What is being asked
Every record below should be transcribed exactly. Omit the images.

__________________________________________________

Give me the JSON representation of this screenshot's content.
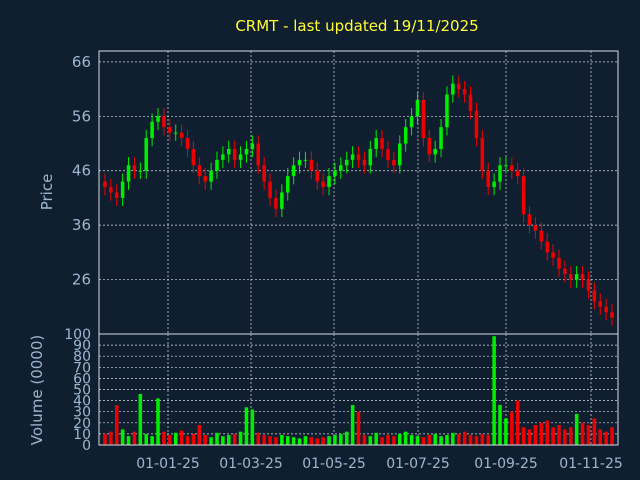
{
  "chart_data": {
    "type": "candlestick",
    "title": "CRMT - last updated 19/11/2025",
    "colors": {
      "background": "#0f1f30",
      "up": "#00ee00",
      "down": "#ee0000",
      "title": "#ffff33",
      "text": "#9fb6d0",
      "grid": "#d8dee6"
    },
    "price_panel": {
      "ylabel": "Price",
      "ylim": [
        16,
        68
      ],
      "yticks": [
        26,
        36,
        46,
        56,
        66
      ],
      "grid": true
    },
    "volume_panel": {
      "ylabel": "Volume (0000)",
      "ylim": [
        0,
        100
      ],
      "yticks": [
        0,
        10,
        20,
        30,
        40,
        50,
        60,
        70,
        80,
        90,
        100
      ],
      "grid": true
    },
    "x_axis": {
      "tick_labels": [
        "01-01-25",
        "01-03-25",
        "01-05-25",
        "01-07-25",
        "01-09-25",
        "01-11-25"
      ]
    },
    "series": [
      {
        "name": "close",
        "values": [
          43,
          42,
          41,
          44,
          47,
          46,
          46,
          52,
          55,
          56,
          54,
          53,
          53,
          52,
          50,
          47,
          45,
          44,
          46,
          48,
          49,
          50,
          48,
          49,
          50,
          51,
          47,
          44,
          41,
          39,
          42,
          45,
          47,
          48,
          48,
          46,
          44,
          43,
          45,
          46,
          47,
          48,
          49,
          48,
          47,
          50,
          52,
          50,
          48,
          47,
          51,
          54,
          56,
          59,
          52,
          49,
          50,
          54,
          60,
          62,
          61,
          60,
          57,
          52,
          46,
          43,
          44,
          47,
          47,
          46,
          45,
          38,
          36,
          35,
          33,
          31,
          30,
          28,
          27,
          26,
          27,
          26,
          24,
          22,
          21,
          20,
          19
        ]
      },
      {
        "name": "volume",
        "values": [
          10,
          12,
          36,
          14,
          8,
          12,
          46,
          10,
          8,
          42,
          12,
          9,
          11,
          13,
          8,
          10,
          18,
          9,
          7,
          11,
          8,
          9,
          10,
          12,
          34,
          32,
          11,
          9,
          8,
          7,
          9,
          8,
          7,
          6,
          8,
          7,
          6,
          7,
          8,
          9,
          10,
          12,
          36,
          30,
          9,
          8,
          11,
          7,
          9,
          8,
          10,
          12,
          9,
          8,
          7,
          9,
          10,
          8,
          9,
          11,
          10,
          12,
          9,
          8,
          10,
          9,
          98,
          36,
          24,
          30,
          40,
          16,
          14,
          18,
          20,
          22,
          16,
          18,
          14,
          16,
          28,
          20,
          18,
          24,
          14,
          12,
          16
        ]
      }
    ]
  }
}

__________________________________________________

Task result
Give me the JSON representation of this screenshot's content.
{
  "chart_data": {
    "type": "candlestick",
    "title": "CRMT - last updated 19/11/2025",
    "colors": {
      "background": "#0f1f30",
      "up": "#00ee00",
      "down": "#ee0000",
      "title": "#ffff33",
      "text": "#9fb6d0",
      "grid": "#d8dee6"
    },
    "price_panel": {
      "ylabel": "Price",
      "ylim": [
        16,
        68
      ],
      "yticks": [
        26,
        36,
        46,
        56,
        66
      ],
      "grid": true
    },
    "volume_panel": {
      "ylabel": "Volume (0000)",
      "ylim": [
        0,
        100
      ],
      "yticks": [
        0,
        10,
        20,
        30,
        40,
        50,
        60,
        70,
        80,
        90,
        100
      ],
      "grid": true
    },
    "x_axis": {
      "tick_labels": [
        "01-01-25",
        "01-03-25",
        "01-05-25",
        "01-07-25",
        "01-09-25",
        "01-11-25"
      ]
    },
    "series": [
      {
        "name": "close",
        "values": [
          43,
          42,
          41,
          44,
          47,
          46,
          46,
          52,
          55,
          56,
          54,
          53,
          53,
          52,
          50,
          47,
          45,
          44,
          46,
          48,
          49,
          50,
          48,
          49,
          50,
          51,
          47,
          44,
          41,
          39,
          42,
          45,
          47,
          48,
          48,
          46,
          44,
          43,
          45,
          46,
          47,
          48,
          49,
          48,
          47,
          50,
          52,
          50,
          48,
          47,
          51,
          54,
          56,
          59,
          52,
          49,
          50,
          54,
          60,
          62,
          61,
          60,
          57,
          52,
          46,
          43,
          44,
          47,
          47,
          46,
          45,
          38,
          36,
          35,
          33,
          31,
          30,
          28,
          27,
          26,
          27,
          26,
          24,
          22,
          21,
          20,
          19
        ]
      },
      {
        "name": "volume",
        "values": [
          10,
          12,
          36,
          14,
          8,
          12,
          46,
          10,
          8,
          42,
          12,
          9,
          11,
          13,
          8,
          10,
          18,
          9,
          7,
          11,
          8,
          9,
          10,
          12,
          34,
          32,
          11,
          9,
          8,
          7,
          9,
          8,
          7,
          6,
          8,
          7,
          6,
          7,
          8,
          9,
          10,
          12,
          36,
          30,
          9,
          8,
          11,
          7,
          9,
          8,
          10,
          12,
          9,
          8,
          7,
          9,
          10,
          8,
          9,
          11,
          10,
          12,
          9,
          8,
          10,
          9,
          98,
          36,
          24,
          30,
          40,
          16,
          14,
          18,
          20,
          22,
          16,
          18,
          14,
          16,
          28,
          20,
          18,
          24,
          14,
          12,
          16
        ]
      }
    ]
  }
}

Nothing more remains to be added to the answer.